> **Supplied records**:
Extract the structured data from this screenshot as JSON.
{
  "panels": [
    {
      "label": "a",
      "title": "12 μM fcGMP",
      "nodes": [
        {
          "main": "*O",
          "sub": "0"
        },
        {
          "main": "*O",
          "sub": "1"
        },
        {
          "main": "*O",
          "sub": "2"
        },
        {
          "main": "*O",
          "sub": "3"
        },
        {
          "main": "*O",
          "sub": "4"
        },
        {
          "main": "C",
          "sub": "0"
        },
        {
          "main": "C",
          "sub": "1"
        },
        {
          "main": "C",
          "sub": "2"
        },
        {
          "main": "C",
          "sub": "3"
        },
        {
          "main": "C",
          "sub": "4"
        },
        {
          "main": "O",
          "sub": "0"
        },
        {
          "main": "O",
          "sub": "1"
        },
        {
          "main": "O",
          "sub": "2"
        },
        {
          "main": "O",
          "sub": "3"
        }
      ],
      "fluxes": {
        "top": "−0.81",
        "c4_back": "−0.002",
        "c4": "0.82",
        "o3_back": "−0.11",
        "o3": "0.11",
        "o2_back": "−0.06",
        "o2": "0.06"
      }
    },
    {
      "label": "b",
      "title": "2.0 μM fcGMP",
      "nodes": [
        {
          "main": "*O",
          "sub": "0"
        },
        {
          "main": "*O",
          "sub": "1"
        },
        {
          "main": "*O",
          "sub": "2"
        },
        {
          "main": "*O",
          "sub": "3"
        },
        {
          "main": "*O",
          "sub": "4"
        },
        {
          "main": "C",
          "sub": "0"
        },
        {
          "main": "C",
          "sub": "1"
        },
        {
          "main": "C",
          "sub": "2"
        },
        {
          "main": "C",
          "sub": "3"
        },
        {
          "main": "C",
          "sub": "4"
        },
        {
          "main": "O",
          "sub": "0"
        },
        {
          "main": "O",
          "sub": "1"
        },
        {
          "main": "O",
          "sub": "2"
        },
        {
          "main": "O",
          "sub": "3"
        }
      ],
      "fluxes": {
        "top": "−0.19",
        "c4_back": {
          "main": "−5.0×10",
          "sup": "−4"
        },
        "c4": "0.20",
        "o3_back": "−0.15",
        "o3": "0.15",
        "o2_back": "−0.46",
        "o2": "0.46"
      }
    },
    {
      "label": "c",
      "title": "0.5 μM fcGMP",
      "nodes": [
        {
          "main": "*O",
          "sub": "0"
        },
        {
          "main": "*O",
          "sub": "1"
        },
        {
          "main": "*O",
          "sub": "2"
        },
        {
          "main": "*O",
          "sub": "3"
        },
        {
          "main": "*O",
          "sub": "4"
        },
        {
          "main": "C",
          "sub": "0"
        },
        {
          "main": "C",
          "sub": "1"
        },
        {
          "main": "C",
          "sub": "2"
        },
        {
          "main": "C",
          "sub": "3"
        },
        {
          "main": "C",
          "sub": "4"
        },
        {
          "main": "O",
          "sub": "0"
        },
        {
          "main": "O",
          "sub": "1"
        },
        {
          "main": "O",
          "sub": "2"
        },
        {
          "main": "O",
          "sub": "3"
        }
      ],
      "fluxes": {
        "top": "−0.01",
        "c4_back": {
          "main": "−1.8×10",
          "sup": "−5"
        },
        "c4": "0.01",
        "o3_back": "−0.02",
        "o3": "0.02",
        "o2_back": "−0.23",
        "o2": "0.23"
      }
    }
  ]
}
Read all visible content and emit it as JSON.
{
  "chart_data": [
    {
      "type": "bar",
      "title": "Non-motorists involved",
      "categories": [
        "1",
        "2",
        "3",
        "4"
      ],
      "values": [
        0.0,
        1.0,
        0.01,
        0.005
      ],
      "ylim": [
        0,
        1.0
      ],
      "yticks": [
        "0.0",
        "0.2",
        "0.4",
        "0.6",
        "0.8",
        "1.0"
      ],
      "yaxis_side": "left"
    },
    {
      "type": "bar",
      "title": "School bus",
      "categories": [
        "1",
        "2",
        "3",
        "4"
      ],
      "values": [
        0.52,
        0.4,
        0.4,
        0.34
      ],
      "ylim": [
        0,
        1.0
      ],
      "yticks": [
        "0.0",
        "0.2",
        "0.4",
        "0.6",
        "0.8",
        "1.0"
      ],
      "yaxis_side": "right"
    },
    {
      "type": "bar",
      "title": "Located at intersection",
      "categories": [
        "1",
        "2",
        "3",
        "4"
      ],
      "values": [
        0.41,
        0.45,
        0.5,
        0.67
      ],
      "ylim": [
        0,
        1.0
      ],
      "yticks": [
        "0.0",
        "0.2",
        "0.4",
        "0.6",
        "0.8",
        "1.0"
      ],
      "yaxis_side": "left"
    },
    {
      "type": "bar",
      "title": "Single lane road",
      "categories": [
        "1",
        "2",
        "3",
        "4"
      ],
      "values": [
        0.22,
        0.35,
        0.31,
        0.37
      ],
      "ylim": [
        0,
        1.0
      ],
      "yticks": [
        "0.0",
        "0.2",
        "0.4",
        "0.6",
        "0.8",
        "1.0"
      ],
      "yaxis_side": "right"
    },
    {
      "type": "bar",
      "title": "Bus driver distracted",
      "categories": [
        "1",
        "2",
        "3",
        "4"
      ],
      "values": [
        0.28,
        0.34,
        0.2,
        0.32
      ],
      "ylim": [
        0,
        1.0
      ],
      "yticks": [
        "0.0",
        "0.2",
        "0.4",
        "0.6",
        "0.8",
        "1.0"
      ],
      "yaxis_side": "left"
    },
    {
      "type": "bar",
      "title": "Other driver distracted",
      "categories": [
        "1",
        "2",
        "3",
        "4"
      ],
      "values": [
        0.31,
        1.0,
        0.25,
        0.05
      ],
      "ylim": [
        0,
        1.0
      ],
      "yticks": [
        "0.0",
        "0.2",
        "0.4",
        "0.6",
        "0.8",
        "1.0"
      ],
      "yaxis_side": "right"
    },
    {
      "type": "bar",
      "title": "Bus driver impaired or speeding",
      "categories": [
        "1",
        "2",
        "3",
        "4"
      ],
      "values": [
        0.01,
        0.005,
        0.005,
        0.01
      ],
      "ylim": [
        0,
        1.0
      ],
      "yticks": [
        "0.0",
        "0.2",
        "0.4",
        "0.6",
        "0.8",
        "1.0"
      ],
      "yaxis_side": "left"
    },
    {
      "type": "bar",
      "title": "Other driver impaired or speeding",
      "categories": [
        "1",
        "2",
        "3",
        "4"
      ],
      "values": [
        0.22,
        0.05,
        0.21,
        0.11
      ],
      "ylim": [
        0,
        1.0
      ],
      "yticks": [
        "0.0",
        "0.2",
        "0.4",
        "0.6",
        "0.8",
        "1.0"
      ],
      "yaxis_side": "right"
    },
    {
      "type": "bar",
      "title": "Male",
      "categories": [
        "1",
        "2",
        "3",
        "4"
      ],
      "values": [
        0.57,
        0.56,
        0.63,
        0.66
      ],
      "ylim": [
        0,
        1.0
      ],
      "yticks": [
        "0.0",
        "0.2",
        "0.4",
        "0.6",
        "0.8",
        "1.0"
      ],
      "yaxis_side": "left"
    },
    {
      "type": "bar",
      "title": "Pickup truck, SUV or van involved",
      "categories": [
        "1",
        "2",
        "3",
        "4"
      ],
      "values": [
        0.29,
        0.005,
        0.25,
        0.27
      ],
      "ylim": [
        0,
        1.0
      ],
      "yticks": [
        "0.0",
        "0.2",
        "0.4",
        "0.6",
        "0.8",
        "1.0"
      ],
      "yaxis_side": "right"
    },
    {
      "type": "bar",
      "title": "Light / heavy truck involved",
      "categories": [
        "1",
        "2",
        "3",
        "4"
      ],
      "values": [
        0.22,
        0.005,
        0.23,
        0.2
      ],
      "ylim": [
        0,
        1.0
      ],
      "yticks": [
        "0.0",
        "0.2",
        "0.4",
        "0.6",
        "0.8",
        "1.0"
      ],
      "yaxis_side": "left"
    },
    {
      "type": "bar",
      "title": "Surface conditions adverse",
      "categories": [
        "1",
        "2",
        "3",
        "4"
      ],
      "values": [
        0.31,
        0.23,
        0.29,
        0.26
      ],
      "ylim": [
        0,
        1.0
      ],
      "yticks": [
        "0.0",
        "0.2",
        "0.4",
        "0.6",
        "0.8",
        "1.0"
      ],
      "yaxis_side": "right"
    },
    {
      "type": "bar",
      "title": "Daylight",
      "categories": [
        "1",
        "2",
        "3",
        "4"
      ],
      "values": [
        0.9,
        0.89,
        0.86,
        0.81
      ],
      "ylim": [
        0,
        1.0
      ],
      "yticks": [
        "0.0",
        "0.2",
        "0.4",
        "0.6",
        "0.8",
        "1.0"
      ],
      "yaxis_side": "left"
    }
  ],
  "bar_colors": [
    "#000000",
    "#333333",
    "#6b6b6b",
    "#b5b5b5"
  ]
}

> **Exercise requirements**: What is the number of lines in the data above that include the word "fcGMP"? Answer with that number only.

> **Exercise result**: 3